MATERIAL FOR THIS EXERCISE:
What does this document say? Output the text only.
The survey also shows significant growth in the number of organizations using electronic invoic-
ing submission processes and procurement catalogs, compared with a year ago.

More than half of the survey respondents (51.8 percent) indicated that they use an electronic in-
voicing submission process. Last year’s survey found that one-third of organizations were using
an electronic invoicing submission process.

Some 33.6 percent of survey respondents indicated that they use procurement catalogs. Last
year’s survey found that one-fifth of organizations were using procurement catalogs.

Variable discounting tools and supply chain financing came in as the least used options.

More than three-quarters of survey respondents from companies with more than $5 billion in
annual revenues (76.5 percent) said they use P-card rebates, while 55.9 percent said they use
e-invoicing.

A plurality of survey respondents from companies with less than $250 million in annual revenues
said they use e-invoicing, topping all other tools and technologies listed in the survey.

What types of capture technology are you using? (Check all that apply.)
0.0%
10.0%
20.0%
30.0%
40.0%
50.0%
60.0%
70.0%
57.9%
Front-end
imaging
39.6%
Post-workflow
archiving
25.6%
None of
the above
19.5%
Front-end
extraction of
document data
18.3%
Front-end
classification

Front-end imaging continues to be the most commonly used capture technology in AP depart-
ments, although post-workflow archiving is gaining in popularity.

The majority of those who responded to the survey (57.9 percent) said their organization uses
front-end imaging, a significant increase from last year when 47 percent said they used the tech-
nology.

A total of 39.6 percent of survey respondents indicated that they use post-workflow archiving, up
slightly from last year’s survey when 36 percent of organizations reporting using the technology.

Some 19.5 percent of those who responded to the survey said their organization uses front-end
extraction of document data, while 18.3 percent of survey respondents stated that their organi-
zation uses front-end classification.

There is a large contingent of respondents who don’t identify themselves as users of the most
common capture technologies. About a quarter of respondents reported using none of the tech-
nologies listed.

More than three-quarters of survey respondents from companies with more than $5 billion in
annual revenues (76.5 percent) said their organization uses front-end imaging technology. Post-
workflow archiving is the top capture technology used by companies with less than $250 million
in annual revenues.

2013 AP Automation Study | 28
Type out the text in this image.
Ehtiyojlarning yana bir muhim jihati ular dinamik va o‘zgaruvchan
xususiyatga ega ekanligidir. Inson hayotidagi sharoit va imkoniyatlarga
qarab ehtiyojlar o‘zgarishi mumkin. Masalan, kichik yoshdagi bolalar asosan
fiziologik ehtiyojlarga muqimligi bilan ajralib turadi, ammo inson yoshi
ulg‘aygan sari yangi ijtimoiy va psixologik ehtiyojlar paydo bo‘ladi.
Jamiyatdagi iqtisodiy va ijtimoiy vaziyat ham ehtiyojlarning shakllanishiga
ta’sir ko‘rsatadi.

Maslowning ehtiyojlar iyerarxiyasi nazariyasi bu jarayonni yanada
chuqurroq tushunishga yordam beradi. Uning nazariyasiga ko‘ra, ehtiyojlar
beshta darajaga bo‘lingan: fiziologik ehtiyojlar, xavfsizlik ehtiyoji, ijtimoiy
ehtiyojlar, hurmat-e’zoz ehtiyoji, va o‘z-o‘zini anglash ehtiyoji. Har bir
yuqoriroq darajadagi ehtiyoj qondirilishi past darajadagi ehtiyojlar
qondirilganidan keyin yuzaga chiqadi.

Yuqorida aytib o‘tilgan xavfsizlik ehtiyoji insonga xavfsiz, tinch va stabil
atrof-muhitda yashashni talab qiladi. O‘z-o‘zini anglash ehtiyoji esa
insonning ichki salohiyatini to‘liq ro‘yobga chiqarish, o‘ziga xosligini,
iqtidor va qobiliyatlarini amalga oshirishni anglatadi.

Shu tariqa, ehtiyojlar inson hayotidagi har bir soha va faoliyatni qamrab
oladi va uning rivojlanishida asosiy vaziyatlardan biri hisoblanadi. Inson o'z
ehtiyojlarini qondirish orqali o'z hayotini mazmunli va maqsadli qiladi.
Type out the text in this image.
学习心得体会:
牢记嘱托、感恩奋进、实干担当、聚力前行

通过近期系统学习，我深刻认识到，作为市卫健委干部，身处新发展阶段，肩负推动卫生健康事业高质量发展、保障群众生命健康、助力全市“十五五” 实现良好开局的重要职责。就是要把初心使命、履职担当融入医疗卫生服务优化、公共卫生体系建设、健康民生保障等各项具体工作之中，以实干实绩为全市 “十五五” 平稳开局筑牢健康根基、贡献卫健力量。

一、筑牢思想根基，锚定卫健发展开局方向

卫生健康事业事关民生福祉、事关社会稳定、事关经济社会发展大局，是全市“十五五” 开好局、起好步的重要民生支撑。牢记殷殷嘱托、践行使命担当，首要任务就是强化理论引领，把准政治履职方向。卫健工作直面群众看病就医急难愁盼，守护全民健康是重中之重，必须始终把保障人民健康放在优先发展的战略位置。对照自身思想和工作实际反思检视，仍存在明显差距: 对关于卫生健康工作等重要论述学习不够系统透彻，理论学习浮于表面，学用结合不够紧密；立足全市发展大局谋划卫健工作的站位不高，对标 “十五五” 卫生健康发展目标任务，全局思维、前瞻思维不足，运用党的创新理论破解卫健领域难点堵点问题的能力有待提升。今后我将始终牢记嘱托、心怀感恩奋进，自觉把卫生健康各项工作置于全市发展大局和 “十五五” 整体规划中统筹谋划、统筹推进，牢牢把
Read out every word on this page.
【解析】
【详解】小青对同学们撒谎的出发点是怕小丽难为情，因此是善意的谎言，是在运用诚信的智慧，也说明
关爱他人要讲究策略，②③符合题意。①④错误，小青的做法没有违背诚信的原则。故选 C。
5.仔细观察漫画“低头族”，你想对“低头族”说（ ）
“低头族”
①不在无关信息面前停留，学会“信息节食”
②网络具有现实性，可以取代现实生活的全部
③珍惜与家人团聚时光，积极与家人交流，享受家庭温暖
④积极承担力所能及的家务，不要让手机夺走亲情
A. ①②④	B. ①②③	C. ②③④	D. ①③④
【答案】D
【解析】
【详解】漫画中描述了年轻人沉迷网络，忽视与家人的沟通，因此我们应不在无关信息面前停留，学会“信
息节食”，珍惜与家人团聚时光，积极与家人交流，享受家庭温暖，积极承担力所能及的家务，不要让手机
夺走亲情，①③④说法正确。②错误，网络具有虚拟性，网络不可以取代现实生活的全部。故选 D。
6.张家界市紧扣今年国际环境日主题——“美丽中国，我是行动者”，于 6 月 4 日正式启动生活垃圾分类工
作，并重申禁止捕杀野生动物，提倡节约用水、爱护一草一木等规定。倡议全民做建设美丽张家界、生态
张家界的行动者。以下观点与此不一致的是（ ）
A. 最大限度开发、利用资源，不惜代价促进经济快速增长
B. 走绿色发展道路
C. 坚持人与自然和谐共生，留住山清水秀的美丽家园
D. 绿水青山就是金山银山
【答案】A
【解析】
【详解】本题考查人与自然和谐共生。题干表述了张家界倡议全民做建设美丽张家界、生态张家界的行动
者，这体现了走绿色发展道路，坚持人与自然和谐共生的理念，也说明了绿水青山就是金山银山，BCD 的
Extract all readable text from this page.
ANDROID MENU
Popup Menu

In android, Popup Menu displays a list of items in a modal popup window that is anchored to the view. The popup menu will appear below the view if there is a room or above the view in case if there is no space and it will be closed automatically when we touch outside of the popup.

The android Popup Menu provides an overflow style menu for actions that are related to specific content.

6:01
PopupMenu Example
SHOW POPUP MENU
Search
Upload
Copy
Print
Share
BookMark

TO BE DONE: Search the entries for the word "xavfsizlik", then gather every line that has it.

SOLVED PROBLEM:
beshta darajaga bo‘lingan: fiziologik ehtiyojlar, xavfsizlik ehtiyoji, ijtimoiy
Yuqorida aytib o‘tilgan xavfsizlik ehtiyoji insonga xavfsiz, tinch va stabil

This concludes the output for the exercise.